▸ Exercise task
Quote the entries word for word. Omit the pictures.

####

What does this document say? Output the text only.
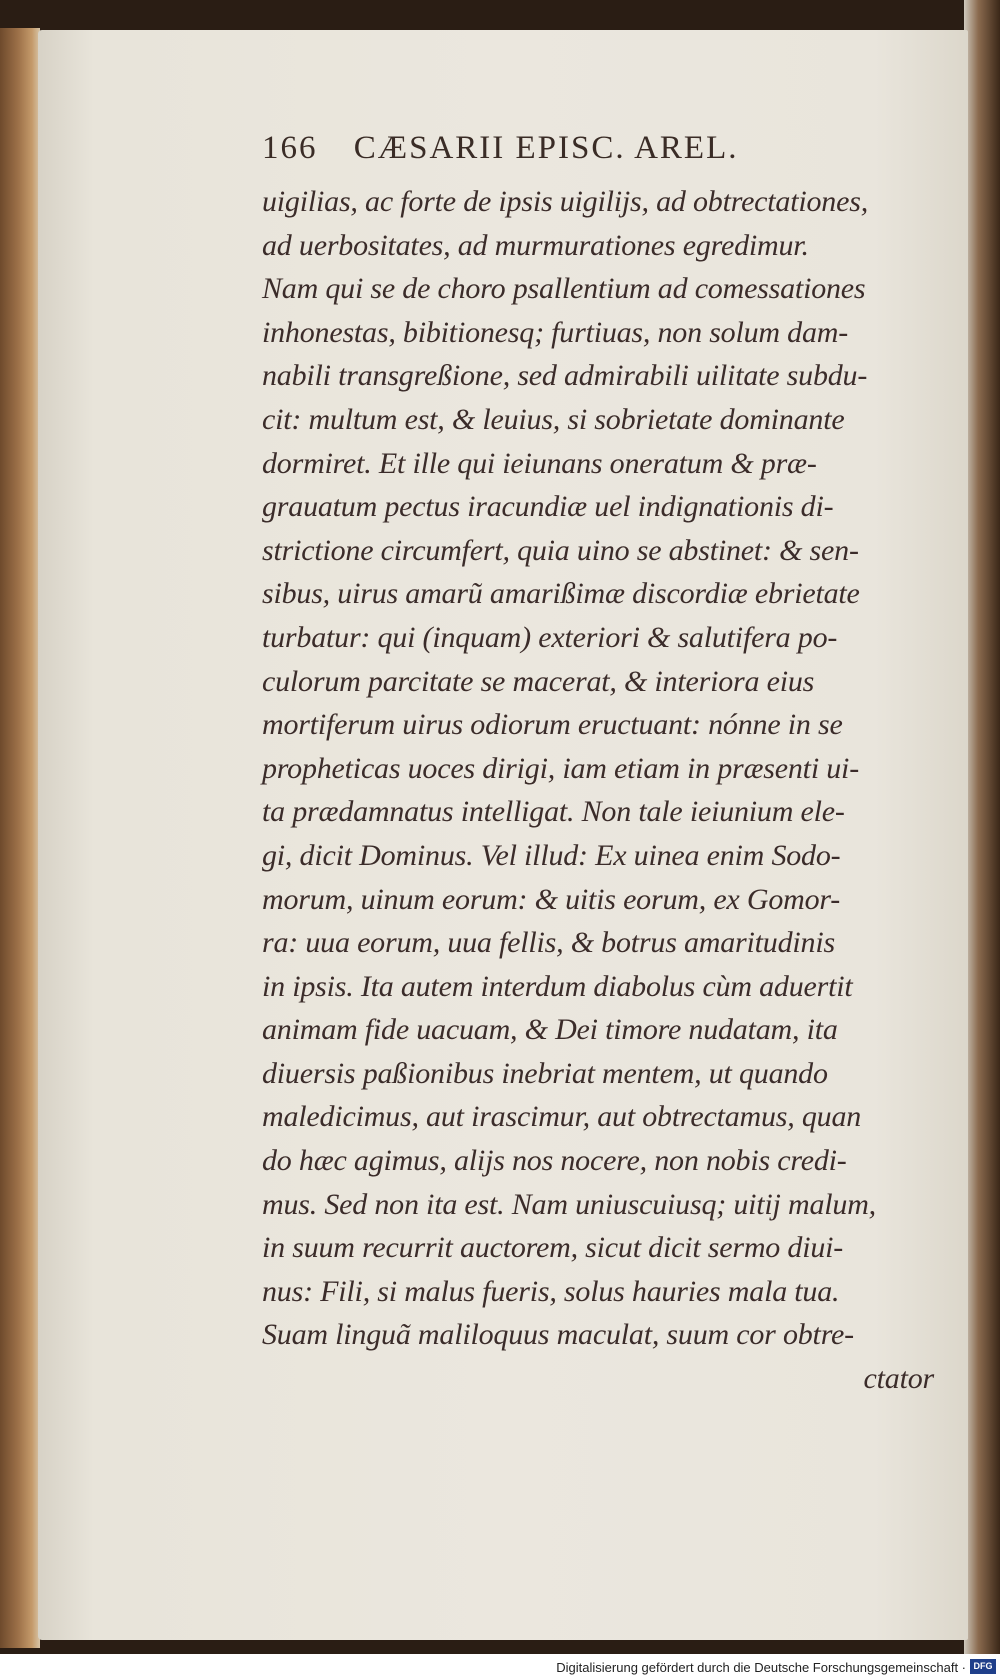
166 CÆSARII EPISC. AREL.
uigilias, ac forte de ipsis uigilijs, ad obtrectationes,
ad uerbositates, ad murmurationes egredimur.
Nam qui se de choro psallentium ad comessationes
inhonestas, bibitionesq; furtiuas, non solum dam-
nabili transgreßione, sed admirabili uilitate subdu-
cit: multum est, & leuius, si sobrietate dominante
dormiret. Et ille qui ieiunans oneratum & præ-
grauatum pectus iracundiæ uel indignationis di-
strictione circumfert, quia uino se abstinet: & sen-
sibus, uirus amarũ amarißimæ discordiæ ebrietate
turbatur: qui (inquam) exteriori & salutifera po-
culorum parcitate se macerat, & interiora eius
mortiferum uirus odiorum eructuant: nónne in se
propheticas uoces dirigi, iam etiam in præsenti ui-
ta prædamnatus intelligat. Non tale ieiunium ele-
gi, dicit Dominus. Vel illud: Ex uinea enim Sodo-
morum, uinum eorum: & uitis eorum, ex Gomor-
ra: uua eorum, uua fellis, & botrus amaritudinis
in ipsis. Ita autem interdum diabolus cùm aduertit
animam fide uacuam, & Dei timore nudatam, ita
diuersis paßionibus inebriat mentem, ut quando
maledicimus, aut irascimur, aut obtrectamus, quan
do hæc agimus, alijs nos nocere, non nobis credi-
mus. Sed non ita est. Nam uniuscuiusq; uitij malum,
in suum recurrit auctorem, sicut dicit sermo diui-
nus: Fili, si malus fueris, solus hauries mala tua.
Suam linguã maliloquus maculat, suum cor obtre-
ctator
Digitalisierung gefördert durch die Deutsche Forschungsgemeinschaft · DFG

####

▸ Response
What does this document say? Output the text only.
166 CÆSARII EPISC. AREL.
uigilias, ac forte de ipsis uigilijs, ad obtrectationes,
ad uerbositates, ad murmurationes egredimur.
Nam qui se de choro psallentium ad comessationes
inhonestas, bibitionesq; furtiuas, non solum dam-
nabili transgreßione, sed admirabili uilitate subdu-
cit: multum est, & leuius, si sobrietate dominante
dormiret. Et ille qui ieiunans oneratum & præ-
grauatum pectus iracundiæ uel indignationis di-
strictione circumfert, quia uino se abstinet: & sen-
sibus, uirus amarũ amarißimæ discordiæ ebrietate
turbatur: qui (inquam) exteriori & salutifera po-
culorum parcitate se macerat, & interiora eius
mortiferum uirus odiorum eructuant: nónne in se
propheticas uoces dirigi, iam etiam in præsenti ui-
ta prædamnatus intelligat. Non tale ieiunium ele-
gi, dicit Dominus. Vel illud: Ex uinea enim Sodo-
morum, uinum eorum: & uitis eorum, ex Gomor-
ra: uua eorum, uua fellis, & botrus amaritudinis
in ipsis. Ita autem interdum diabolus cùm aduertit
animam fide uacuam, & Dei timore nudatam, ita
diuersis paßionibus inebriat mentem, ut quando
maledicimus, aut irascimur, aut obtrectamus, quan
do hæc agimus, alijs nos nocere, non nobis credi-
mus. Sed non ita est. Nam uniuscuiusq; uitij malum,
in suum recurrit auctorem, sicut dicit sermo diui-
nus: Fili, si malus fueris, solus hauries mala tua.
Suam linguã maliloquus maculat, suum cor obtre-
ctator
Digitalisierung gefördert durch die Deutsche Forschungsgemeinschaft · DFG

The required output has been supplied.